PROBLEM: Each entry in the listing below should be restated word for word.

Data entries:

■ ■ ■ ■

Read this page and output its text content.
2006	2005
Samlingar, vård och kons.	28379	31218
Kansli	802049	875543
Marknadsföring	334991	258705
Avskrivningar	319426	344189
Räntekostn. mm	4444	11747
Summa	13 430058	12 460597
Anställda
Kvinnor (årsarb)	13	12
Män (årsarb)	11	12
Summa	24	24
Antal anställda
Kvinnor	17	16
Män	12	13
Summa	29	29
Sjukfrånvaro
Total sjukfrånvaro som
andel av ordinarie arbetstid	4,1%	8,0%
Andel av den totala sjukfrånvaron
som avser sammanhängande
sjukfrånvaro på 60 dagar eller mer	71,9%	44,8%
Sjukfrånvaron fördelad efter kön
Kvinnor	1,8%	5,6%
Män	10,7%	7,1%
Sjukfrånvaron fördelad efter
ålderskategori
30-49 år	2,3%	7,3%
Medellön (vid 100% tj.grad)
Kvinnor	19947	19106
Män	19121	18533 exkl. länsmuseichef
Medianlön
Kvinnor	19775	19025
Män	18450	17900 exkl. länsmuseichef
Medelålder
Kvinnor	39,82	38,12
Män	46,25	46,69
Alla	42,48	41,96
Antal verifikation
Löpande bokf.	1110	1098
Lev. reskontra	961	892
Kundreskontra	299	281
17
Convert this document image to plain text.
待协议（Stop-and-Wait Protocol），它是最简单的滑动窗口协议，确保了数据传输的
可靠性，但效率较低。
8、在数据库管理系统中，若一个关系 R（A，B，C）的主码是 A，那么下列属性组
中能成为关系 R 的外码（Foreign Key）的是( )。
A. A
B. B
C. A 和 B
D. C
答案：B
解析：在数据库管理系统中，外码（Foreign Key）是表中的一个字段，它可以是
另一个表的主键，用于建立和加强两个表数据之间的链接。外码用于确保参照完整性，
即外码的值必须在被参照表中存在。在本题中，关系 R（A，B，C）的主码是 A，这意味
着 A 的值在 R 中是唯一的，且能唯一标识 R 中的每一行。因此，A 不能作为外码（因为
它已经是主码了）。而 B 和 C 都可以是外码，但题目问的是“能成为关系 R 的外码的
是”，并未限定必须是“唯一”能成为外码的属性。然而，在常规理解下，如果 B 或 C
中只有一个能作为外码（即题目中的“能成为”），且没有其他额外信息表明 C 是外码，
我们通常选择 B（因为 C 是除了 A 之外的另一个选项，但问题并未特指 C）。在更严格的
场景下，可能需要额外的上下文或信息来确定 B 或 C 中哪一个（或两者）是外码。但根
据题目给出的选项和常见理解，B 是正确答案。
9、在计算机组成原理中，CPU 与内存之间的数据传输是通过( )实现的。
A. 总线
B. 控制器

■ ■ ■ ■

ANSWER FOR THIS EXERCISE:
Read this page and output its text content.
2006	2005
Samlingar, vård och kons.	28379	31218
Kansli	802049	875543
Marknadsföring	334991	258705
Avskrivningar	319426	344189
Räntekostn. mm	4444	11747
Summa	13 430058	12 460597
Anställda
Kvinnor (årsarb)	13	12
Män (årsarb)	11	12
Summa	24	24
Antal anställda
Kvinnor	17	16
Män	12	13
Summa	29	29
Sjukfrånvaro
Total sjukfrånvaro som
andel av ordinarie arbetstid	4,1%	8,0%
Andel av den totala sjukfrånvaron
som avser sammanhängande
sjukfrånvaro på 60 dagar eller mer	71,9%	44,8%
Sjukfrånvaron fördelad efter kön
Kvinnor	1,8%	5,6%
Män	10,7%	7,1%
Sjukfrånvaron fördelad efter
ålderskategori
30-49 år	2,3%	7,3%
Medellön (vid 100% tj.grad)
Kvinnor	19947	19106
Män	19121	18533 exkl. länsmuseichef
Medianlön
Kvinnor	19775	19025
Män	18450	17900 exkl. länsmuseichef
Medelålder
Kvinnor	39,82	38,12
Män	46,25	46,69
Alla	42,48	41,96
Antal verifikation
Löpande bokf.	1110	1098
Lev. reskontra	961	892
Kundreskontra	299	281
17
Convert this document image to plain text.
待协议（Stop-and-Wait Protocol），它是最简单的滑动窗口协议，确保了数据传输的
可靠性，但效率较低。
8、在数据库管理系统中，若一个关系 R（A，B，C）的主码是 A，那么下列属性组
中能成为关系 R 的外码（Foreign Key）的是( )。
A. A
B. B
C. A 和 B
D. C
答案：B
解析：在数据库管理系统中，外码（Foreign Key）是表中的一个字段，它可以是
另一个表的主键，用于建立和加强两个表数据之间的链接。外码用于确保参照完整性，
即外码的值必须在被参照表中存在。在本题中，关系 R（A，B，C）的主码是 A，这意味
着 A 的值在 R 中是唯一的，且能唯一标识 R 中的每一行。因此，A 不能作为外码（因为
它已经是主码了）。而 B 和 C 都可以是外码，但题目问的是“能成为关系 R 的外码的
是”，并未限定必须是“唯一”能成为外码的属性。然而，在常规理解下，如果 B 或 C
中只有一个能作为外码（即题目中的“能成为”），且没有其他额外信息表明 C 是外码，
我们通常选择 B（因为 C 是除了 A 之外的另一个选项，但问题并未特指 C）。在更严格的
场景下，可能需要额外的上下文或信息来确定 B 或 C 中哪一个（或两者）是外码。但根
据题目给出的选项和常见理解，B 是正确答案。
9、在计算机组成原理中，CPU 与内存之间的数据传输是通过( )实现的。
A. 总线
B. 控制器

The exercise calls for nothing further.